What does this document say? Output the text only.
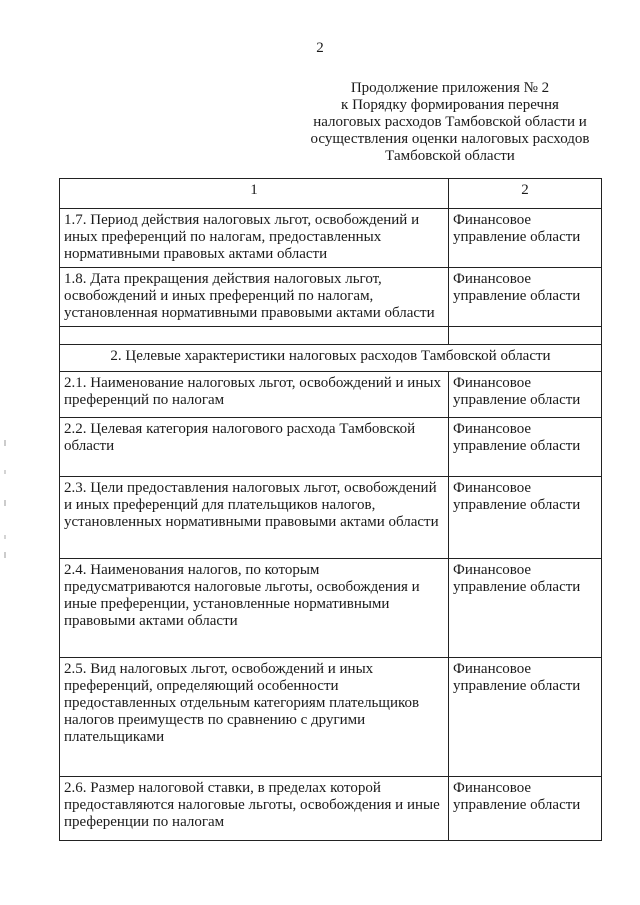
2
Продолжение приложения № 2
к Порядку формирования перечня
налоговых расходов Тамбовской области и
осуществления оценки налоговых расходов
Тамбовской области
1	2
1.7. Период действия налоговых льгот, освобождений и иных преференций по налогам, предоставленных нормативными правовых актами области	Финансовое управление области
1.8. Дата прекращения действия налоговых льгот, освобождений и иных преференций по налогам, установленная нормативными правовыми актами области	Финансовое управление области

2. Целевые характеристики налоговых расходов Тамбовской области	
2.1. Наименование налоговых льгот, освобождений и иных преференций по налогам	Финансовое управление области
2.2. Целевая категория налогового расхода Тамбовской области	Финансовое управление области
2.3. Цели предоставления налоговых льгот, освобождений и иных преференций для плательщиков налогов, установленных нормативными правовыми актами области	Финансовое управление области
2.4. Наименования налогов, по которым предусматриваются налоговые льготы, освобождения и иные преференции, установленные нормативными правовыми актами области	Финансовое управление области
2.5. Вид налоговых льгот, освобождений и иных преференций, определяющий особенности предоставленных отдельным категориям плательщиков налогов преимуществ по сравнению с другими плательщиками	Финансовое управление области
2.6. Размер налоговой ставки, в пределах которой предоставляются налоговые льготы, освобождения и иные преференции по налогам	Финансовое управление области
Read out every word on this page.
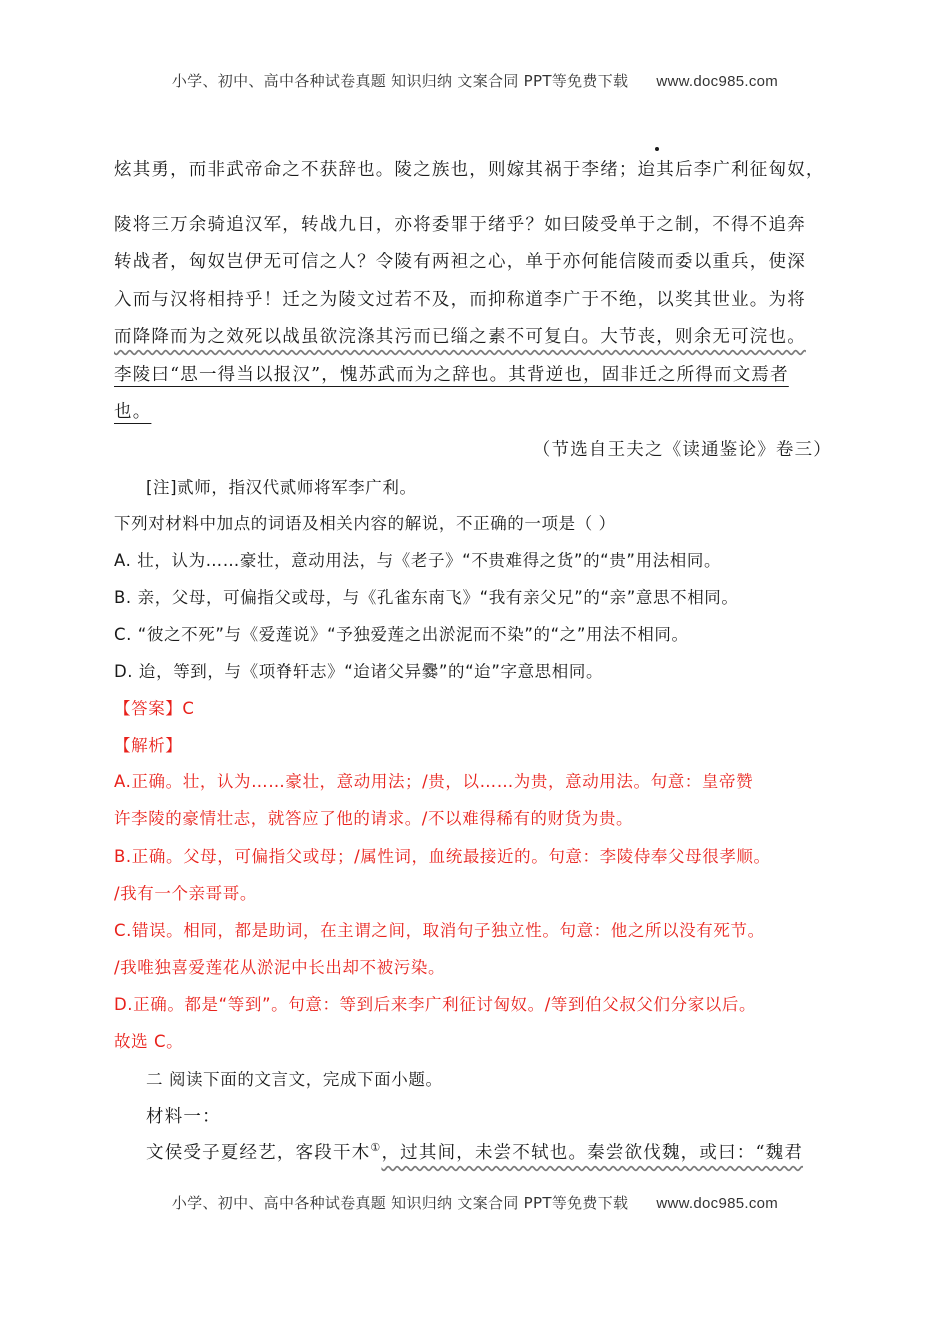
小学、初中、高中各种试卷真题 知识归纳 文案合同 PPT等免费下载 www.doc985.com
炫其勇，而非武帝命之不获辞也。陵之族也，则嫁其祸于李绪；迨其后李广利征匈奴，
陵将三万余骑追汉军，转战九日，亦将委罪于绪乎？如曰陵受单于之制，不得不追奔
转战者，匈奴岂伊无可信之人？令陵有两袒之心，单于亦何能信陵而委以重兵，使深
入而与汉将相持乎！迁之为陵文过若不及，而抑称道李广于不绝，以奖其世业。为将
而降降而为之效死以战虽欲浣涤其污而已缁之素不可复白。大节丧，则余无可浣也。
李陵曰“思一得当以报汉”，愧苏武而为之辞也。其背逆也，固非迁之所得而文焉者
也。
（节选自王夫之《读通鉴论》卷三）
[注]贰师，指汉代贰师将军李广利。
下列对材料中加点的词语及相关内容的解说，不正确的一项是（ ）
A. 壮，认为……豪壮，意动用法，与《老子》“不贵难得之货”的“贵”用法相同。
B. 亲，父母，可偏指父或母，与《孔雀东南飞》“我有亲父兄”的“亲”意思不相同。
C. “彼之不死”与《爱莲说》“予独爱莲之出淤泥而不染”的“之”用法不相同。
D. 迨，等到，与《项脊轩志》“迨诸父异爨”的“迨”字意思相同。
【答案】C
【解析】
A.正确。壮，认为……豪壮，意动用法；/贵，以……为贵，意动用法。句意：皇帝赞
许李陵的豪情壮志，就答应了他的请求。/不以难得稀有的财货为贵。
B.正确。父母，可偏指父或母；/属性词，血统最接近的。句意：李陵侍奉父母很孝顺。
/我有一个亲哥哥。
C.错误。相同，都是助词，在主谓之间，取消句子独立性。句意：他之所以没有死节。
/我唯独喜爱莲花从淤泥中长出却不被污染。
D.正确。都是“等到”。句意：等到后来李广利征讨匈奴。/等到伯父叔父们分家以后。
故选 C。
二 阅读下面的文言文，完成下面小题。
材料一：
文侯受子夏经艺，客段干木①，过其间，未尝不轼也。秦尝欲伐魏，或曰：“魏君
小学、初中、高中各种试卷真题 知识归纳 文案合同 PPT等免费下载 www.doc985.com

#### What is expected
Using the listing above, show each line holding the string "освобождений".

#### Completed exercise
1.7. Период действия налоговых льгот, освобождений и иных преференций по налогам, предоставленных нормативными правовых актами области	Финансовое управление области
1.8. Дата прекращения действия налоговых льгот, освобождений и иных преференций по налогам, установленная нормативными правовыми актами области	Финансовое управление области
2.1. Наименование налоговых льгот, освобождений и иных преференций по налогам	Финансовое управление области
2.3. Цели предоставления налоговых льгот, освобождений и иных преференций для плательщиков налогов, установленных нормативными правовыми актами области	Финансовое управление области
2.5. Вид налоговых льгот, освобождений и иных преференций, определяющий особенности предоставленных отдельным категориям плательщиков налогов преимуществ по сравнению с другими плательщиками	Финансовое управление области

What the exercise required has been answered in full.